■ Set task:
Copy the data below word for word, from its first line through the line that contains "school-cluster[interactable]: 2 xyxy=(562,1196,618,1252)", including both.

[Entries taken from a collection]
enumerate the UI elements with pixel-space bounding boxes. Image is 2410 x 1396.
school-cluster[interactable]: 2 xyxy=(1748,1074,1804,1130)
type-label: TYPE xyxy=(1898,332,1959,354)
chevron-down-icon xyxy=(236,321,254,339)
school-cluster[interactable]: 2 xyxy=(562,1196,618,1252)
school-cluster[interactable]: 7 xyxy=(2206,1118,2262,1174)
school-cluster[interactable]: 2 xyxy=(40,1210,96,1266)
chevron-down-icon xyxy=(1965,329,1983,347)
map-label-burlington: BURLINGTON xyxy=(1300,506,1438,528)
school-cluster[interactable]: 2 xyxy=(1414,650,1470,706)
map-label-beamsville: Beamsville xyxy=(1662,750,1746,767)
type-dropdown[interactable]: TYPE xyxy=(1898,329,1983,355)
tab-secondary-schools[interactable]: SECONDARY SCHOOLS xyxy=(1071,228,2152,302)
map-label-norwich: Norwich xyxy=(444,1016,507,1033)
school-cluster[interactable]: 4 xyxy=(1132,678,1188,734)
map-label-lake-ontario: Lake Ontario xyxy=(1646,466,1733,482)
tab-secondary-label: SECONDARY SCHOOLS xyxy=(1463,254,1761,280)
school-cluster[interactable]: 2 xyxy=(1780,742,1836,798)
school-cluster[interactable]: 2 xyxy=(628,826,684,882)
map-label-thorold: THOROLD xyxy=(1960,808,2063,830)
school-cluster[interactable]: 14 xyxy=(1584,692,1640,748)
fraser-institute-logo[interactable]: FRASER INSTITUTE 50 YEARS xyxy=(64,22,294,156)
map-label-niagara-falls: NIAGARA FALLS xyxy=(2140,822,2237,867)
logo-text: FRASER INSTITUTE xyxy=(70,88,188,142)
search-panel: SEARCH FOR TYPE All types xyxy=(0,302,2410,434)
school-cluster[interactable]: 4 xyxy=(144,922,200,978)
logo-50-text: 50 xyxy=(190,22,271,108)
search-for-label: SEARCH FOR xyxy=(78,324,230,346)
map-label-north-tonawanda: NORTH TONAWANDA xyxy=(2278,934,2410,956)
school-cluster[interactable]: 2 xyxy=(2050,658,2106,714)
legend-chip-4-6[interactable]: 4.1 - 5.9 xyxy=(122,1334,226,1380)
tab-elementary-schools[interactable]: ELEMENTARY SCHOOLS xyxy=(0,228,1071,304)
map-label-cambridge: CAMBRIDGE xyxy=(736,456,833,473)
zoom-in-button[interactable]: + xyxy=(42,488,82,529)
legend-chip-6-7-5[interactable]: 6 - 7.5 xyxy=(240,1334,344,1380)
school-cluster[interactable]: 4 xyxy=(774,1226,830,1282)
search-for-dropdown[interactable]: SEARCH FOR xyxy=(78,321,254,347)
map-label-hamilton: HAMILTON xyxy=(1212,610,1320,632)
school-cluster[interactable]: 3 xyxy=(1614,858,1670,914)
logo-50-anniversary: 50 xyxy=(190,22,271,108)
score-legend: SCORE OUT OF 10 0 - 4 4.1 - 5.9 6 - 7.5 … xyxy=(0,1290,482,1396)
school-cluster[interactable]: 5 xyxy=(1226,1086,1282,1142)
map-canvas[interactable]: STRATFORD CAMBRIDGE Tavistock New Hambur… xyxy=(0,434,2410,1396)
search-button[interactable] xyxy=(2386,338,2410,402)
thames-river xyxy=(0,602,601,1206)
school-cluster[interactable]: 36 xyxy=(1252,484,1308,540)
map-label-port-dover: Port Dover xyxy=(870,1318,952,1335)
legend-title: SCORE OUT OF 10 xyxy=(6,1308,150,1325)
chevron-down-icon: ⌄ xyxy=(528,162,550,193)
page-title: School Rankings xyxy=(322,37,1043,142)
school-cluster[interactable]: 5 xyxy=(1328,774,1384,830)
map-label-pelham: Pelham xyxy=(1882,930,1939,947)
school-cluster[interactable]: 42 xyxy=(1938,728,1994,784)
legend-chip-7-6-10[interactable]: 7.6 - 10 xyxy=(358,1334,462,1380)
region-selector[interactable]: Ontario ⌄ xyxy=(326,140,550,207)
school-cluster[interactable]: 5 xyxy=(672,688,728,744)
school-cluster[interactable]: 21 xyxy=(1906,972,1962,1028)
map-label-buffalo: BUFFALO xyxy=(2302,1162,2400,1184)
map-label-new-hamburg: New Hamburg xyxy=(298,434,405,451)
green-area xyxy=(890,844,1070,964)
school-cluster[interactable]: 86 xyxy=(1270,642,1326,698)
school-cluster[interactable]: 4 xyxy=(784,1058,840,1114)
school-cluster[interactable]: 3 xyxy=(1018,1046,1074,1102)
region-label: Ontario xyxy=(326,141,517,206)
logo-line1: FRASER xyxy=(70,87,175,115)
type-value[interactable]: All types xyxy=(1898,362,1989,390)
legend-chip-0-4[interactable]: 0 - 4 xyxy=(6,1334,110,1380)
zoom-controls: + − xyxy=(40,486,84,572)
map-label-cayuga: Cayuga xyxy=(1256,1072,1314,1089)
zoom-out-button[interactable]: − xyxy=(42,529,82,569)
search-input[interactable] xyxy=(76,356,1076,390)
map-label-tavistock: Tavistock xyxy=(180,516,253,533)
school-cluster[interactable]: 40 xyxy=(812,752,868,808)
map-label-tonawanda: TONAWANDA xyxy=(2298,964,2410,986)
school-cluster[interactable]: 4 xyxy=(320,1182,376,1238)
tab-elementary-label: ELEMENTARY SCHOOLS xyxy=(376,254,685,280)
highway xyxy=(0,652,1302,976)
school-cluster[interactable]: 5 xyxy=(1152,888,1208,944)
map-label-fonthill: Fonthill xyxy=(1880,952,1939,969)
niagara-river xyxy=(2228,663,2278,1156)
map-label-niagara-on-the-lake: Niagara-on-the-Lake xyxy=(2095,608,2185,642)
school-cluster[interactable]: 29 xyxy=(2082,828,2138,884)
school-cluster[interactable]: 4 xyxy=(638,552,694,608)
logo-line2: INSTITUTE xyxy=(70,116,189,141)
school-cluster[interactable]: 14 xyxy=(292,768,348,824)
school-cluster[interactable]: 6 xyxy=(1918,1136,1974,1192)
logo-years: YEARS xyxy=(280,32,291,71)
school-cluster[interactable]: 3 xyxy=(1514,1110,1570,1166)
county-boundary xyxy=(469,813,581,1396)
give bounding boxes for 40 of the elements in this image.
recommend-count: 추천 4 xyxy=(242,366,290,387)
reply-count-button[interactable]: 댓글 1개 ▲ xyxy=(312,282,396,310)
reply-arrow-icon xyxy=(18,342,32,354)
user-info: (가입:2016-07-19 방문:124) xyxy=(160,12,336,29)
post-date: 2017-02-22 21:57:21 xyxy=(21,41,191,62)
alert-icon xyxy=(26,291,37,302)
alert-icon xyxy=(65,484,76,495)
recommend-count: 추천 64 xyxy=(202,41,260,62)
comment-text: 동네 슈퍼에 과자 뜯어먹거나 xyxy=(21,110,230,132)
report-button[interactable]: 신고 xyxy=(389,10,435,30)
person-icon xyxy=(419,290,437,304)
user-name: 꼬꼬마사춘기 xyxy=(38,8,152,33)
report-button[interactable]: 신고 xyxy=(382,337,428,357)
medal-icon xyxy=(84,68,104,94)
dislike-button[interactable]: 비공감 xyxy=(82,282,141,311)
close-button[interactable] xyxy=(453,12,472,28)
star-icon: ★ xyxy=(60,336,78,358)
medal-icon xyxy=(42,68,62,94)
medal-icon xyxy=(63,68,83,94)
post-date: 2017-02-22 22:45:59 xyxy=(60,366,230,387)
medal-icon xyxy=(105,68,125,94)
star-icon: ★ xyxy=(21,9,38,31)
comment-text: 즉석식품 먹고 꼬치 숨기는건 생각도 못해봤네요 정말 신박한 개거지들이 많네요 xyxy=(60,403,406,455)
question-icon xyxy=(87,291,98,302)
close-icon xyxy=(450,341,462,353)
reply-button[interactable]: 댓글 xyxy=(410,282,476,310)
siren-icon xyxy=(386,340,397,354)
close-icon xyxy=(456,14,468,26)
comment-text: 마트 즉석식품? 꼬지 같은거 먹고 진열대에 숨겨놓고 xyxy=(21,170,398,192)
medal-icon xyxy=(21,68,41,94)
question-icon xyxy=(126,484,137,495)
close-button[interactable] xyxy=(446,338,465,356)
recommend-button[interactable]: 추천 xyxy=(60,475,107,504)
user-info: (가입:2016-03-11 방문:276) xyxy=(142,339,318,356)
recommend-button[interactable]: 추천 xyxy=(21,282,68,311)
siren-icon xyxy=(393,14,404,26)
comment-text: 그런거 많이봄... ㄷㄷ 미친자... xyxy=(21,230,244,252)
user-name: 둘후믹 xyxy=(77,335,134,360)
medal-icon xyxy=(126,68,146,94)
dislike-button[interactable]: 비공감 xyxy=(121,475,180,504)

■ Output below:
enumerate the UI elements with pixel-space bounding boxes. Image is 2410 x 1396.
school-cluster[interactable]: 2 xyxy=(1748,1074,1804,1130)
type-label: TYPE xyxy=(1898,332,1959,354)
chevron-down-icon xyxy=(236,321,254,339)
school-cluster[interactable]: 2 xyxy=(562,1196,618,1252)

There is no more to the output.